++++ GIVEN ENTRIES ++++
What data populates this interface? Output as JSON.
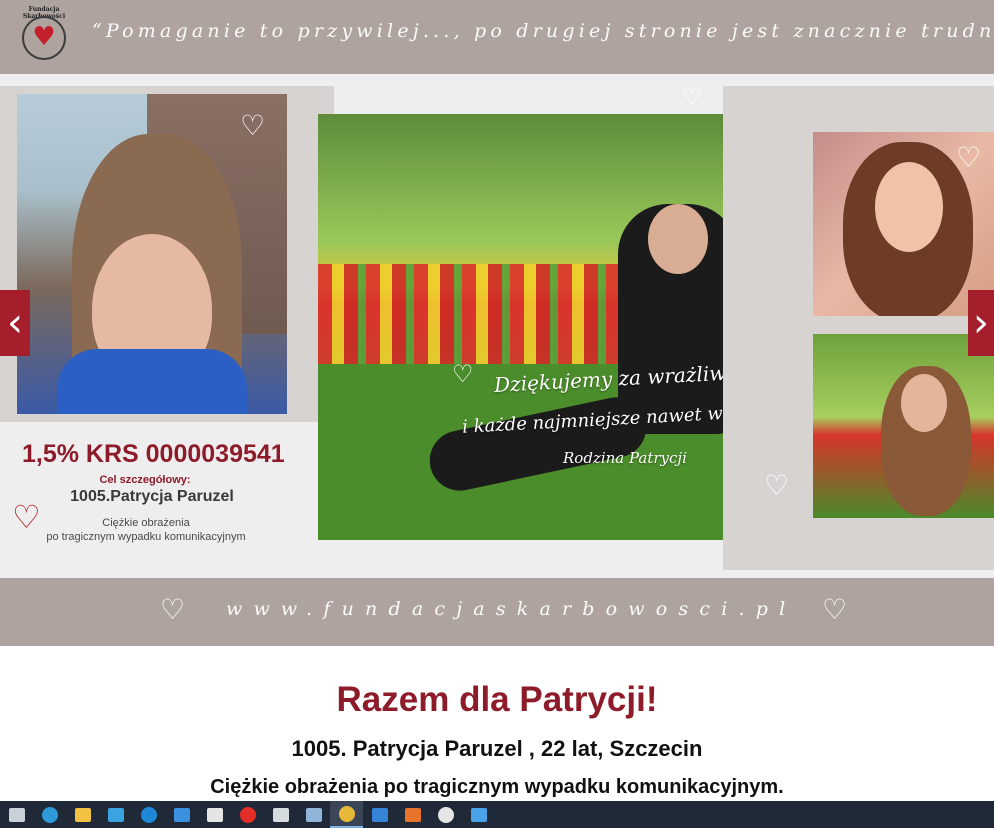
{
  "banner": {
    "logo_text": "Fundacja Skarbowości",
    "quote": "“Pomaganie to przywilej..., po drugiej stronie jest znacznie trudniej!",
    "website": "www.fundacjaskarbowosci.pl",
    "overlay": {
      "line1": "Dziękujemy za wrażliwość",
      "line2": "i każde najmniejsze nawet wsparcie!",
      "signature": "Rodzina Patrycji"
    },
    "krs": "1,5% KRS 0000039541",
    "goal_label": "Cel szczegółowy:",
    "goal_name": "1005.Patrycja Paruzel",
    "goal_desc_line1": "Ciężkie obrażenia",
    "goal_desc_line2": "po tragicznym wypadku komunikacyjnym",
    "nav_prev": "‹",
    "nav_next": "›"
  },
  "article": {
    "title": "Razem dla Patrycji!",
    "subtitle": "1005. Patrycja Paruzel , 22 lat, Szczecin",
    "description": "Ciężkie obrażenia po tragicznym wypadku komunikacyjnym."
  },
  "taskbar": {
    "items": [
      {
        "name": "task-view-icon",
        "color": "#c9d1d9"
      },
      {
        "name": "edge-icon",
        "color": "#2f9ad8"
      },
      {
        "name": "file-explorer-icon",
        "color": "#f4c242"
      },
      {
        "name": "edge-alt-icon",
        "color": "#3aa3e0"
      },
      {
        "name": "edge-legacy-icon",
        "color": "#1e88d6"
      },
      {
        "name": "mail-icon",
        "color": "#3d8fe0"
      },
      {
        "name": "store-icon",
        "color": "#e5e5e5"
      },
      {
        "name": "youtube-icon",
        "color": "#e52d27"
      },
      {
        "name": "document-icon",
        "color": "#d6dbe0"
      },
      {
        "name": "app-icon",
        "color": "#8fb6d8"
      },
      {
        "name": "chrome-icon",
        "color": "#e8b83a"
      },
      {
        "name": "browser-icon",
        "color": "#3584d8"
      },
      {
        "name": "firefox-icon",
        "color": "#e8742c"
      },
      {
        "name": "printer-icon",
        "color": "#e5e5e5"
      },
      {
        "name": "photos-icon",
        "color": "#4aa3e8"
      }
    ],
    "active_index": 10
  }
}
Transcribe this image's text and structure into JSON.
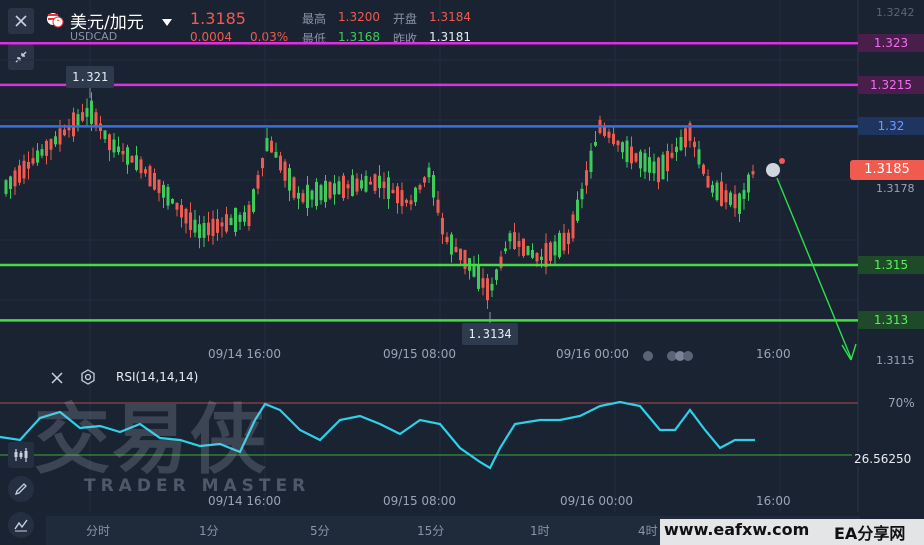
{
  "header": {
    "title": "美元/加元",
    "symbol": "USDCAD",
    "price": "1.3185",
    "change": "0.0004",
    "change_pct": "0.03%",
    "high_label": "最高",
    "high": "1.3200",
    "low_label": "最低",
    "low": "1.3168",
    "open_label": "开盘",
    "open": "1.3184",
    "prev_close_label": "昨收",
    "prev_close": "1.3181"
  },
  "price_axis": {
    "top_label": "1.3242",
    "current_price": "1.3185",
    "prev_value": "1.3178",
    "bottom_label": "1.3115"
  },
  "levels": [
    {
      "label": "1.323",
      "color": "#e02ee0"
    },
    {
      "label": "1.3215",
      "color": "#e02ee0"
    },
    {
      "label": "1.32",
      "color": "#3a6fe0"
    },
    {
      "label": "1.315",
      "color": "#44dd44"
    },
    {
      "label": "1.313",
      "color": "#44dd44"
    }
  ],
  "callouts": {
    "high": "1.321",
    "low": "1.3134"
  },
  "time_labels": [
    "09/14 16:00",
    "09/15 08:00",
    "09/16 00:00",
    "16:00"
  ],
  "rsi": {
    "title": "RSI(14,14,14)",
    "upper_label": "70%",
    "lower_value": "26.56250",
    "line_color": "#2fd0e8"
  },
  "timeframes": [
    "分时",
    "1分",
    "5分",
    "15分",
    "1时",
    "4时"
  ],
  "watermark": {
    "main": "交易侠",
    "sub": "TRADER MASTER",
    "site": "www.eafxw.com",
    "brand": "EA分享网"
  },
  "colors": {
    "up": "#3ecb5a",
    "down": "#f05a4f",
    "background": "#1a2332"
  }
}
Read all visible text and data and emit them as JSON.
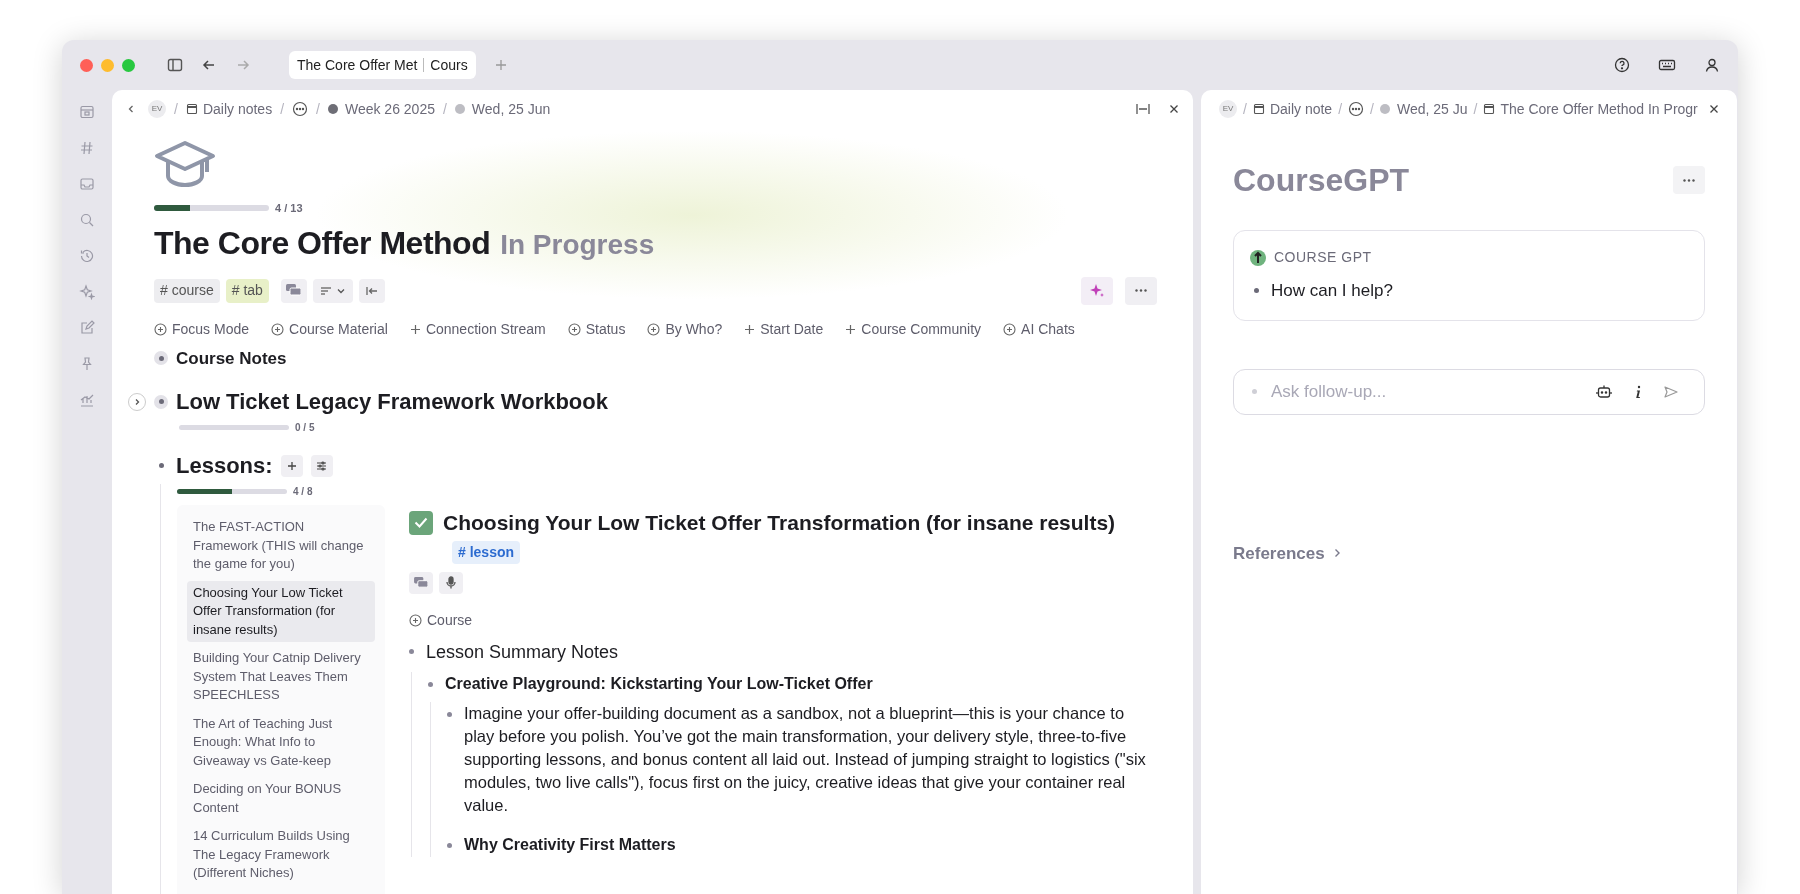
{
  "tab_bar": {
    "tab": {
      "parts": [
        "The Core Offer Met",
        "Cours"
      ],
      "selected": true
    }
  },
  "main": {
    "breadcrumb": [
      {
        "kind": "avatar",
        "text": "EV"
      },
      {
        "kind": "separator",
        "text": "/"
      },
      {
        "kind": "page",
        "text": "Daily notes"
      },
      {
        "kind": "separator",
        "text": "/"
      },
      {
        "kind": "more"
      },
      {
        "kind": "separator",
        "text": "/"
      },
      {
        "kind": "dot",
        "text": "Week 26 2025",
        "color": "#6e6e76"
      },
      {
        "kind": "separator",
        "text": "/"
      },
      {
        "kind": "dot",
        "text": "Wed, 25 Jun",
        "color": "#bdbdc3"
      }
    ],
    "progress": {
      "level": 0.31,
      "label": "4 / 13"
    },
    "title": "The Core Offer Method",
    "status": "In Progress",
    "tags": [
      {
        "text": "# course",
        "color": "#ededf0"
      },
      {
        "text": "# tab",
        "color": "#e8f0c8"
      }
    ],
    "properties": [
      {
        "kind": "circle",
        "label": "Focus Mode"
      },
      {
        "kind": "circle",
        "label": "Course Material"
      },
      {
        "kind": "plus",
        "label": "Connection Stream"
      },
      {
        "kind": "circle",
        "label": "Status"
      },
      {
        "kind": "circle",
        "label": "By Who?"
      },
      {
        "kind": "plus",
        "label": "Start Date"
      },
      {
        "kind": "plus",
        "label": "Course Community"
      },
      {
        "kind": "circle",
        "label": "AI Chats"
      }
    ],
    "course_notes": "Course Notes",
    "workbook": {
      "title": "Low Ticket Legacy Framework Workbook",
      "expanded": false,
      "progress": {
        "level": 0,
        "label": "0 / 5"
      }
    },
    "lessons": {
      "title": "Lessons:",
      "progress": {
        "level": 0.5,
        "label": "4 / 8"
      },
      "items": [
        {
          "label": "The FAST-ACTION Framework (THIS will change the game for you)",
          "selected": false
        },
        {
          "label": "Choosing Your Low Ticket Offer Transformation (for insane results)",
          "selected": true
        },
        {
          "label": "Building Your Catnip Delivery System That Leaves Them SPEECHLESS",
          "selected": false
        },
        {
          "label": "The Art of Teaching Just Enough: What Info to Giveaway vs Gate-keep",
          "selected": false
        },
        {
          "label": "Deciding on Your BONUS Content",
          "selected": false
        },
        {
          "label": "14 Curriculum Builds Using The Legacy Framework (Different Niches)",
          "selected": false
        }
      ]
    },
    "lesson": {
      "checked": true,
      "title": "Choosing Your Low Ticket Offer Transformation (for insane results)",
      "tag": "# lesson",
      "property": "Course",
      "notes": [
        {
          "text": "Lesson Summary Notes",
          "kind": "heading",
          "children": [
            {
              "text": "Creative Playground: Kickstarting Your Low-Ticket Offer",
              "kind": "bold",
              "children": [
                {
                  "text": "Imagine your offer-building document as a sandbox, not a blueprint—this is your chance to play before you polish. You’ve got the main transformation, your delivery style, three-to-five supporting lessons, and bonus content all laid out. Instead of jumping straight to logistics (\"six modules, two live calls\"), focus first on the juicy, creative ideas that give your container real value.",
                  "kind": "text"
                },
                {
                  "text": "Why Creativity First Matters",
                  "kind": "bold"
                }
              ]
            }
          ]
        }
      ]
    }
  },
  "side": {
    "breadcrumb": [
      {
        "kind": "avatar",
        "text": "EV"
      },
      {
        "kind": "separator",
        "text": "/"
      },
      {
        "kind": "page",
        "text": "Daily note"
      },
      {
        "kind": "separator",
        "text": "/"
      },
      {
        "kind": "more"
      },
      {
        "kind": "separator",
        "text": "/"
      },
      {
        "kind": "dot",
        "text": "Wed, 25 Ju",
        "color": "#bdbdc3"
      },
      {
        "kind": "separator",
        "text": "/"
      },
      {
        "kind": "page",
        "text": "The Core Offer Method In Progr"
      }
    ],
    "title": "CourseGPT",
    "message": {
      "sender": "COURSE GPT",
      "text": "How can I help?"
    },
    "input": {
      "placeholder": "Ask follow-up..."
    },
    "references": "References"
  }
}
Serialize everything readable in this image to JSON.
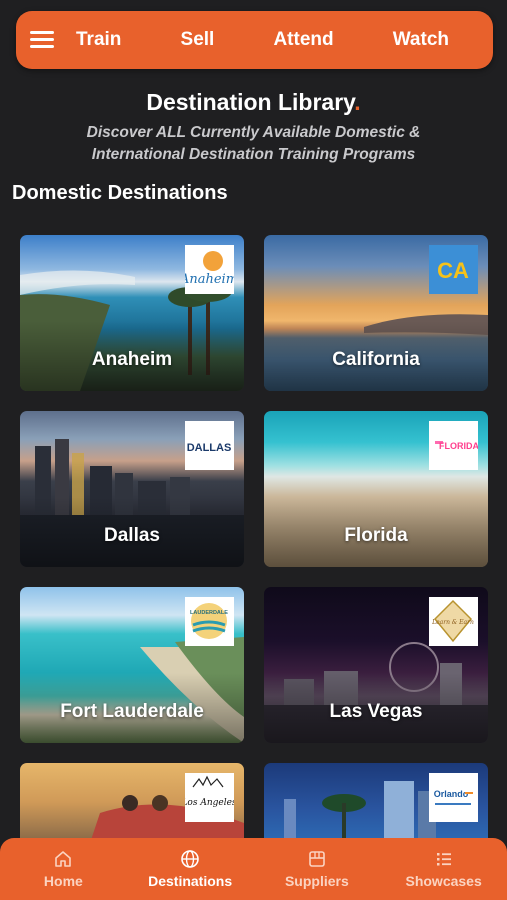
{
  "topnav": {
    "menu_icon": "hamburger-menu-icon",
    "items": [
      "Train",
      "Sell",
      "Attend",
      "Watch"
    ]
  },
  "header": {
    "title": "Destination Library",
    "title_dot": ".",
    "subtitle_line1": "Discover ALL Currently Available Domestic  &",
    "subtitle_line2": "International Destination Training Programs"
  },
  "section": {
    "heading": "Domestic Destinations"
  },
  "destinations": [
    {
      "name": "Anaheim",
      "logo_text": "Anaheim"
    },
    {
      "name": "California",
      "logo_text": "CA"
    },
    {
      "name": "Dallas",
      "logo_text": "DALLAS"
    },
    {
      "name": "Florida",
      "logo_text": "FLORIDA"
    },
    {
      "name": "Fort Lauderdale",
      "logo_text": "LAUDERDALE"
    },
    {
      "name": "Las Vegas",
      "logo_text": "Learn & Earn"
    },
    {
      "name": "",
      "logo_text": "Los Angeles"
    },
    {
      "name": "",
      "logo_text": "Orlando"
    }
  ],
  "bottomnav": {
    "items": [
      {
        "label": "Home",
        "icon": "home-icon"
      },
      {
        "label": "Destinations",
        "icon": "globe-icon"
      },
      {
        "label": "Suppliers",
        "icon": "box-icon"
      },
      {
        "label": "Showcases",
        "icon": "list-icon"
      }
    ],
    "active": "Destinations"
  },
  "colors": {
    "accent": "#e8612c",
    "background": "#1f1f21"
  }
}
++++
* REQUEST: Every line of the listing that holds "image" should be found and copied.

* OUTPUT:
Transcribe this image's text and structure into JSON.
Serialize everything readable in this image to JSON.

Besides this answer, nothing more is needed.